(Excerpts from a figure dataset)
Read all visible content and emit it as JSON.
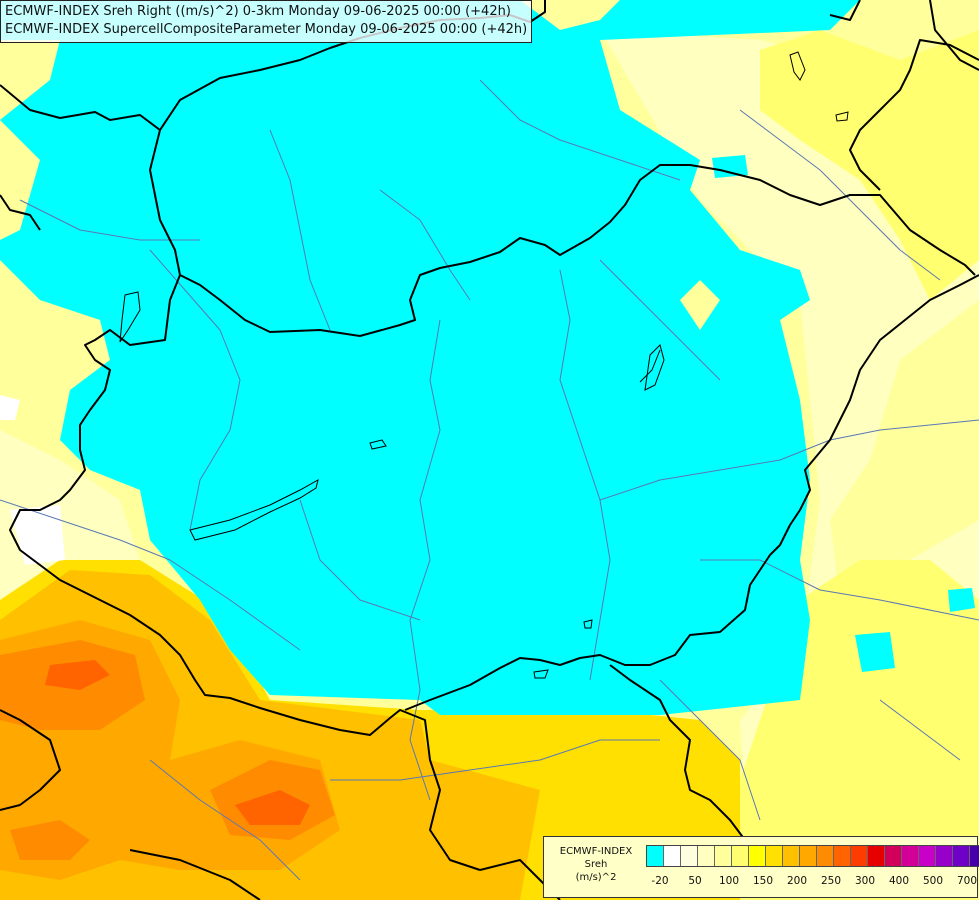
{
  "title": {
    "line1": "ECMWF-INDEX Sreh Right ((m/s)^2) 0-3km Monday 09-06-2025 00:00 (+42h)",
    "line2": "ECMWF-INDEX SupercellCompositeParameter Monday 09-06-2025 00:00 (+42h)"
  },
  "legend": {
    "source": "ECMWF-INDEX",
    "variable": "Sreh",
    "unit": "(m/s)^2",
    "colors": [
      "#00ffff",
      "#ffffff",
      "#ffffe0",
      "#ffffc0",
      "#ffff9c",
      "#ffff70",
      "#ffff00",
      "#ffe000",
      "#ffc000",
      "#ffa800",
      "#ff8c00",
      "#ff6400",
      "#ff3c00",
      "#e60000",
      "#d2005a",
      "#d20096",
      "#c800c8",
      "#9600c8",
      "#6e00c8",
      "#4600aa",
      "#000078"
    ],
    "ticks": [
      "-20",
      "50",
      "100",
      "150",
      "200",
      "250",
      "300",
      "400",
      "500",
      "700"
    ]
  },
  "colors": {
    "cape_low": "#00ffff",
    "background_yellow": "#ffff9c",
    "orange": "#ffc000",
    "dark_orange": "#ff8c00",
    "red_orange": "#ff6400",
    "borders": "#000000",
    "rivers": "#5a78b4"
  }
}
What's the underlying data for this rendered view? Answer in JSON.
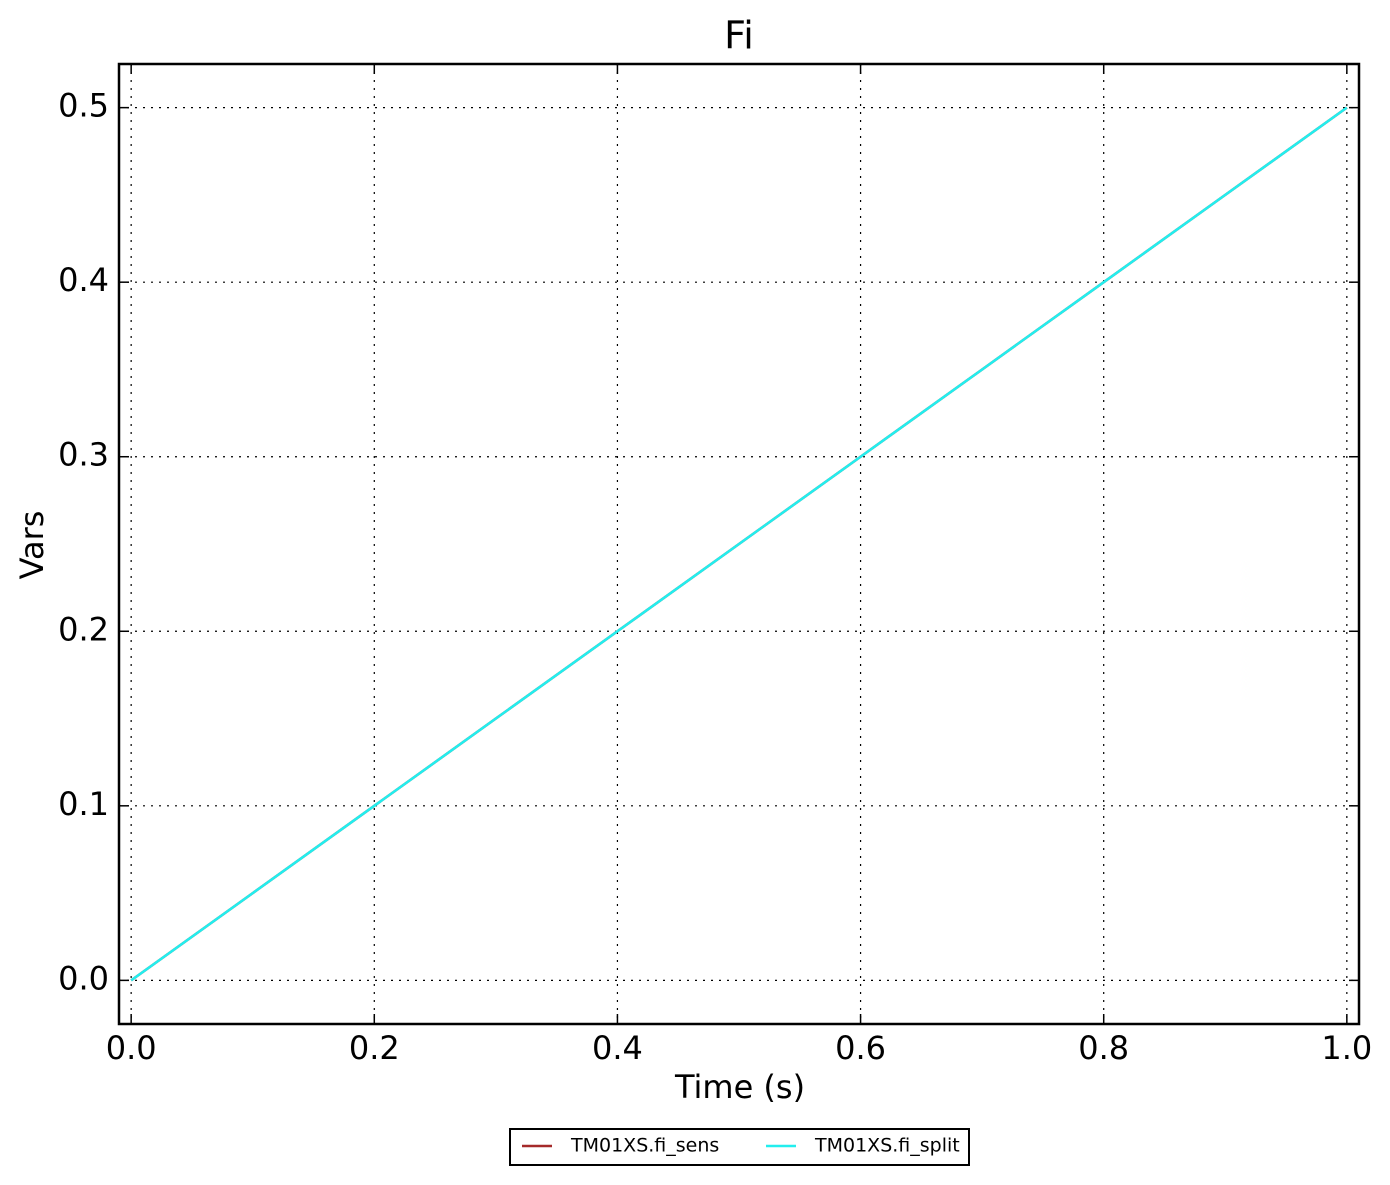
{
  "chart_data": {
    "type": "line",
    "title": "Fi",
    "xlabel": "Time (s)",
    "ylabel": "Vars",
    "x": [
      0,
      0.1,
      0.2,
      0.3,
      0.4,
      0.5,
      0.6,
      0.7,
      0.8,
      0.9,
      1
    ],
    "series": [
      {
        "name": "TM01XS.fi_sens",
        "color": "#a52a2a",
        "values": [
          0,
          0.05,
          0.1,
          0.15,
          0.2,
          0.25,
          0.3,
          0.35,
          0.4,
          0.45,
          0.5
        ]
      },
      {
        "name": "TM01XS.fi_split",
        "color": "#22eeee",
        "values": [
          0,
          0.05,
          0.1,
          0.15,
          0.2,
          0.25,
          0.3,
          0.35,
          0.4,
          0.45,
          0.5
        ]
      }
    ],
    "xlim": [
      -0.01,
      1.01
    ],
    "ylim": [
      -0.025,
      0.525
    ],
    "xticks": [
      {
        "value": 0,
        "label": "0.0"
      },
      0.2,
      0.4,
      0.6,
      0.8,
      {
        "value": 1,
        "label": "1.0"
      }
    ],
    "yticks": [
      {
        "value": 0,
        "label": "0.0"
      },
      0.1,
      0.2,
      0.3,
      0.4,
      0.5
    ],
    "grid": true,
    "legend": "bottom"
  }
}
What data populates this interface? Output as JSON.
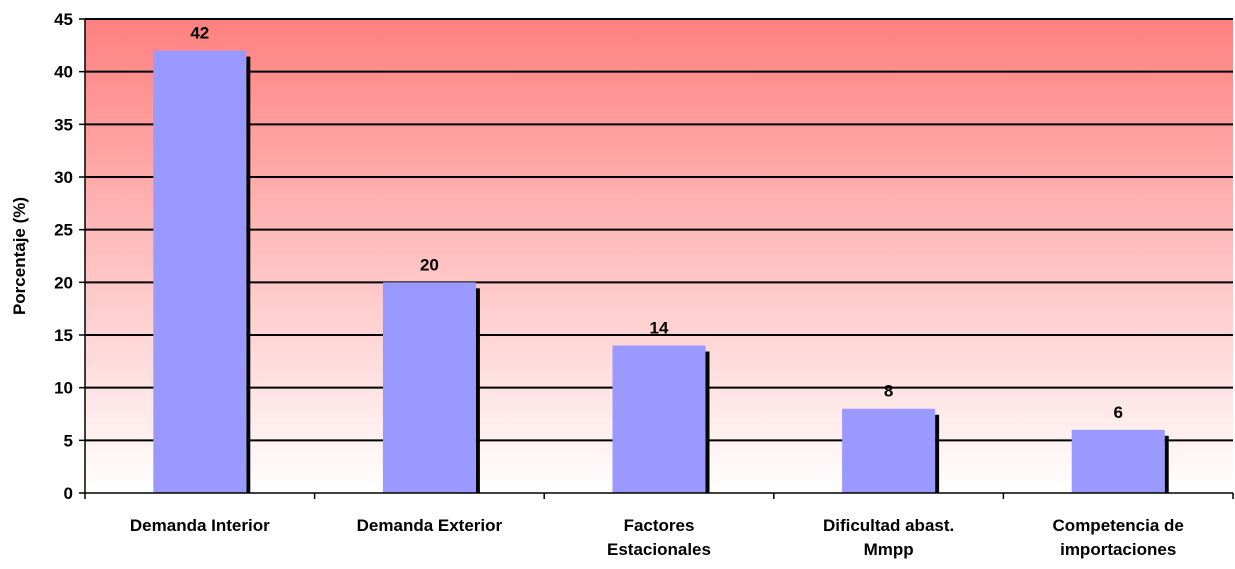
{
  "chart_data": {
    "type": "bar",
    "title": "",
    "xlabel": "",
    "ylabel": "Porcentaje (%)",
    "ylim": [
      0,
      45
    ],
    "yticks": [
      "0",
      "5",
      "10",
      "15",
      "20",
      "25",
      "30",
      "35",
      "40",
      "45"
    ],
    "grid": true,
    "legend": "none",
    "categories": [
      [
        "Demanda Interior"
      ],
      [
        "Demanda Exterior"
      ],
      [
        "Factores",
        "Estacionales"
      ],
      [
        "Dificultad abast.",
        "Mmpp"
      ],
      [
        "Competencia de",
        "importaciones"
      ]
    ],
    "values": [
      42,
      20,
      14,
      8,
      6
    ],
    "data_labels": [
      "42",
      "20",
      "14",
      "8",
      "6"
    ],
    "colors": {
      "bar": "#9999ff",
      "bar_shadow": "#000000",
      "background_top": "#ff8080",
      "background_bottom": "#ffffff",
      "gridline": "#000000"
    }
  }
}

Goal of the exercise.
For each line in the data above that contains the string "ECMWF", extract the line.

Response to this task.
    "line1": "ECMWF-INDEX Sreh Right ((m/s)^2) 0-3km Monday 09-06-2025 00:00 (+42h)",
    "line2": "ECMWF-INDEX SupercellCompositeParameter Monday 09-06-2025 00:00 (+42h)"
    "source": "ECMWF-INDEX",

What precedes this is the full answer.